» **SET PROBLEM**
Will you output the entries below exactly, skipping every image they contain?

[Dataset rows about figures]
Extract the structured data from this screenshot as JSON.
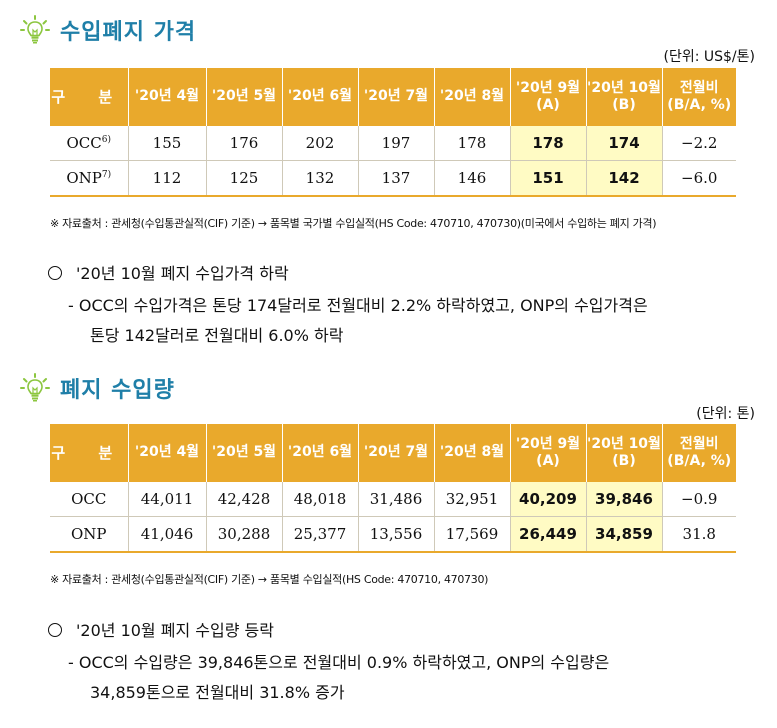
{
  "colors": {
    "header_bg": "#e9a92c",
    "highlight_bg": "#fffbc4",
    "title": "#1f7fa8"
  },
  "sections": [
    {
      "icon": "lightbulb-icon",
      "title": "수입폐지 가격",
      "unit": "(단위: US$/톤)",
      "headers": [
        "구 분",
        "'20년 4월",
        "'20년 5월",
        "'20년 6월",
        "'20년 7월",
        "'20년 8월"
      ],
      "header_a": [
        "'20년 9월",
        "(A)"
      ],
      "header_b": [
        "'20년 10월",
        "(B)"
      ],
      "header_ratio": [
        "전월비",
        "(B/A, %)"
      ],
      "rows": [
        {
          "label": "OCC",
          "sup": "6)",
          "values": [
            "155",
            "176",
            "202",
            "197",
            "178"
          ],
          "a": "178",
          "b": "174",
          "ratio": "−2.2"
        },
        {
          "label": "ONP",
          "sup": "7)",
          "values": [
            "112",
            "125",
            "132",
            "137",
            "146"
          ],
          "a": "151",
          "b": "142",
          "ratio": "−6.0"
        }
      ],
      "source": "※ 자료출처 : 관세청(수입통관실적(CIF) 기준) → 품목별 국가별 수입실적(HS Code: 470710, 470730)(미국에서 수입하는 폐지 가격)",
      "bullet": "'20년 10월 폐지 수입가격 하락",
      "detail": [
        "- OCC의 수입가격은 톤당 174달러로 전월대비 2.2% 하락하였고, ONP의 수입가격은",
        "톤당 142달러로 전월대비 6.0% 하락"
      ]
    },
    {
      "icon": "lightbulb-icon",
      "title": "폐지 수입량",
      "unit": "(단위: 톤)",
      "headers": [
        "구 분",
        "'20년 4월",
        "'20년 5월",
        "'20년 6월",
        "'20년 7월",
        "'20년 8월"
      ],
      "header_a": [
        "'20년 9월",
        "(A)"
      ],
      "header_b": [
        "'20년 10월",
        "(B)"
      ],
      "header_ratio": [
        "전월비",
        "(B/A, %)"
      ],
      "rows": [
        {
          "label": "OCC",
          "sup": "",
          "values": [
            "44,011",
            "42,428",
            "48,018",
            "31,486",
            "32,951"
          ],
          "a": "40,209",
          "b": "39,846",
          "ratio": "−0.9"
        },
        {
          "label": "ONP",
          "sup": "",
          "values": [
            "41,046",
            "30,288",
            "25,377",
            "13,556",
            "17,569"
          ],
          "a": "26,449",
          "b": "34,859",
          "ratio": "31.8"
        }
      ],
      "source": "※ 자료출처 : 관세청(수입통관실적(CIF) 기준) → 품목별 수입실적(HS Code: 470710, 470730)",
      "bullet": "'20년 10월 폐지 수입량 등락",
      "detail": [
        "- OCC의 수입량은 39,846톤으로 전월대비 0.9% 하락하였고, ONP의 수입량은",
        "34,859톤으로 전월대비 31.8% 증가"
      ]
    }
  ]
}
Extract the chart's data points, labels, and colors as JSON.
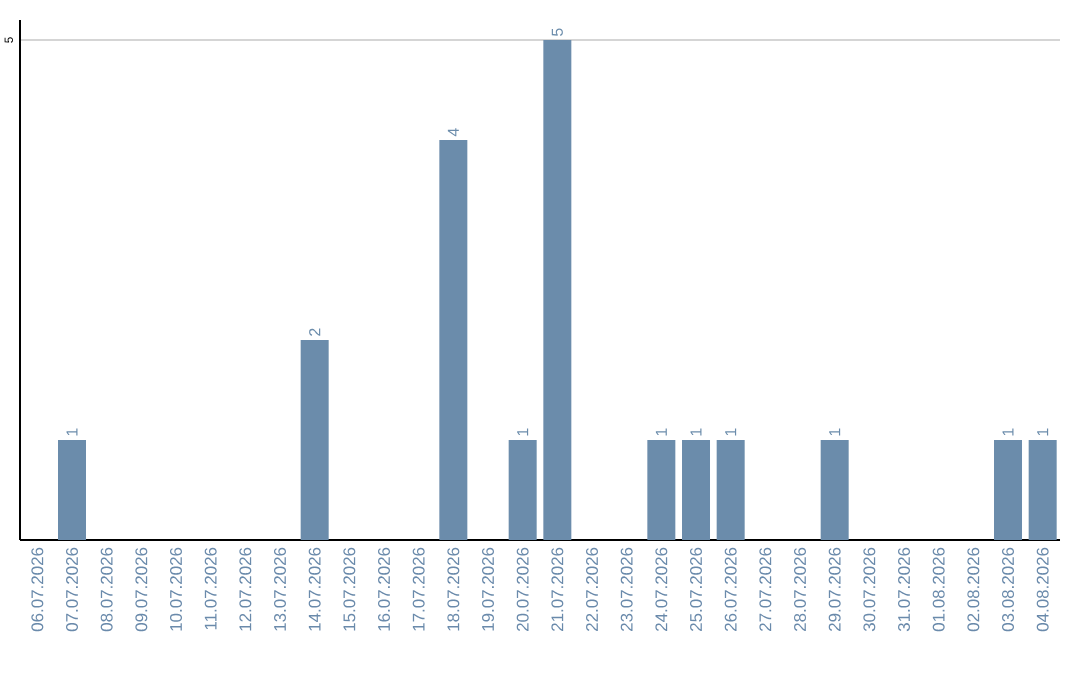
{
  "chart_data": {
    "type": "bar",
    "categories": [
      "06.07.2026",
      "07.07.2026",
      "08.07.2026",
      "09.07.2026",
      "10.07.2026",
      "11.07.2026",
      "12.07.2026",
      "13.07.2026",
      "14.07.2026",
      "15.07.2026",
      "16.07.2026",
      "17.07.2026",
      "18.07.2026",
      "19.07.2026",
      "20.07.2026",
      "21.07.2026",
      "22.07.2026",
      "23.07.2026",
      "24.07.2026",
      "25.07.2026",
      "26.07.2026",
      "27.07.2026",
      "28.07.2026",
      "29.07.2026",
      "30.07.2026",
      "31.07.2026",
      "01.08.2026",
      "02.08.2026",
      "03.08.2026",
      "04.08.2026"
    ],
    "values": [
      0,
      1,
      0,
      0,
      0,
      0,
      0,
      0,
      2,
      0,
      0,
      0,
      4,
      0,
      1,
      5,
      0,
      0,
      1,
      1,
      1,
      0,
      0,
      1,
      0,
      0,
      0,
      0,
      1,
      1
    ],
    "value_labels": [
      null,
      "1",
      null,
      null,
      null,
      null,
      null,
      null,
      "2",
      null,
      null,
      null,
      "4",
      null,
      "1",
      "5",
      null,
      null,
      "1",
      "1",
      "1",
      null,
      null,
      "1",
      null,
      null,
      null,
      null,
      "1",
      "1"
    ],
    "color": "#6b8cab",
    "ylim": [
      0,
      5.2
    ],
    "yticks": [
      5
    ],
    "grid": "y"
  }
}
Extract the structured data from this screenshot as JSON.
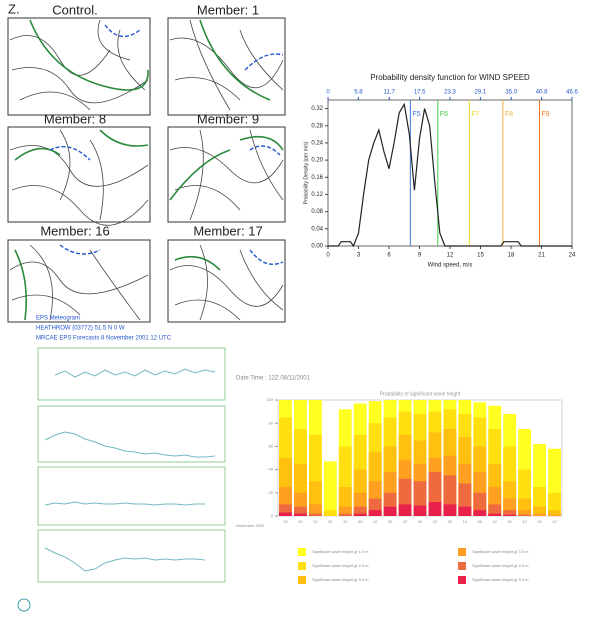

» **CORRECT RESPONSE**
Extract the structured data from this screenshot as JSON.
{
  "colors": {
    "header_bg": "#e9a92c",
    "highlight_bg": "#fffbc4",
    "title": "#1f7fa8"
  },
  "sections": [
    {
      "icon": "lightbulb-icon",
      "title": "수입폐지 가격",
      "unit": "(단위: US$/톤)",
      "headers": [
        "구 분",
        "'20년 4월",
        "'20년 5월",
        "'20년 6월",
        "'20년 7월",
        "'20년 8월"
      ],
      "header_a": [
        "'20년 9월",
        "(A)"
      ],
      "header_b": [
        "'20년 10월",
        "(B)"
      ],
      "header_ratio": [
        "전월비",
        "(B/A, %)"
      ],
      "rows": [
        {
          "label": "OCC",
          "sup": "6)",
          "values": [
            "155",
            "176",
            "202",
            "197",
            "178"
          ],
          "a": "178",
          "b": "174",
          "ratio": "−2.2"
        },
        {
          "label": "ONP",
          "sup": "7)",
          "values": [
            "112",
            "125",
            "132",
            "137",
            "146"
          ],
          "a": "151",
          "b": "142",
          "ratio": "−6.0"
        }
      ],
      "source": "※ 자료출처 : 관세청(수입통관실적(CIF) 기준) → 품목별 국가별 수입실적(HS Code: 470710, 470730)(미국에서 수입하는 폐지 가격)",
      "bullet": "'20년 10월 폐지 수입가격 하락",
      "detail": [
        "- OCC의 수입가격은 톤당 174달러로 전월대비 2.2% 하락하였고, ONP의 수입가격은",
        "톤당 142달러로 전월대비 6.0% 하락"
      ]
    },
    {
      "icon": "lightbulb-icon",
      "title": "폐지 수입량",
      "unit": "(단위: 톤)",
      "headers": [
        "구 분",
        "'20년 4월",
        "'20년 5월",
        "'20년 6월",
        "'20년 7월",
        "'20년 8월"
      ],
      "header_a": [
        "'20년 9월",
        "(A)"
      ],
      "header_b": [
        "'20년 10월",
        "(B)"
      ],
      "header_ratio": [
        "전월비",
        "(B/A, %)"
      ],
      "rows": [
        {
          "label": "OCC",
          "sup": "",
          "values": [
            "44,011",
            "42,428",
            "48,018",
            "31,486",
            "32,951"
          ],
          "a": "40,209",
          "b": "39,846",
          "ratio": "−0.9"
        },
        {
          "label": "ONP",
          "sup": "",
          "values": [
            "41,046",
            "30,288",
            "25,377",
            "13,556",
            "17,569"
          ],
          "a": "26,449",
          "b": "34,859",
          "ratio": "31.8"
        }
      ],
      "source": "※ 자료출처 : 관세청(수입통관실적(CIF) 기준) → 품목별 수입실적(HS Code: 470710, 470730)",
      "bullet": "'20년 10월 폐지 수입량 등락",
      "detail": [
        "- OCC의 수입량은 39,846톤으로 전월대비 0.9% 하락하였고, ONP의 수입량은",
        "34,859톤으로 전월대비 31.8% 증가"
      ]
    }
  ]
}
Extract the chart's data points, labels, and colors as JSON.
{
  "chart_data": {
    "type": "bar",
    "categories": [
      "06.07.2026",
      "07.07.2026",
      "08.07.2026",
      "09.07.2026",
      "10.07.2026",
      "11.07.2026",
      "12.07.2026",
      "13.07.2026",
      "14.07.2026",
      "15.07.2026",
      "16.07.2026",
      "17.07.2026",
      "18.07.2026",
      "19.07.2026",
      "20.07.2026",
      "21.07.2026",
      "22.07.2026",
      "23.07.2026",
      "24.07.2026",
      "25.07.2026",
      "26.07.2026",
      "27.07.2026",
      "28.07.2026",
      "29.07.2026",
      "30.07.2026",
      "31.07.2026",
      "01.08.2026",
      "02.08.2026",
      "03.08.2026",
      "04.08.2026"
    ],
    "values": [
      0,
      1,
      0,
      0,
      0,
      0,
      0,
      0,
      2,
      0,
      0,
      0,
      4,
      0,
      1,
      5,
      0,
      0,
      1,
      1,
      1,
      0,
      0,
      1,
      0,
      0,
      0,
      0,
      1,
      1
    ],
    "value_labels": [
      null,
      "1",
      null,
      null,
      null,
      null,
      null,
      null,
      "2",
      null,
      null,
      null,
      "4",
      null,
      "1",
      "5",
      null,
      null,
      "1",
      "1",
      "1",
      null,
      null,
      "1",
      null,
      null,
      null,
      null,
      "1",
      "1"
    ],
    "color": "#6b8cab",
    "ylim": [
      0,
      5.2
    ],
    "yticks": [
      5
    ],
    "grid": "y"
  }
}
Extract the structured data from this screenshot as JSON.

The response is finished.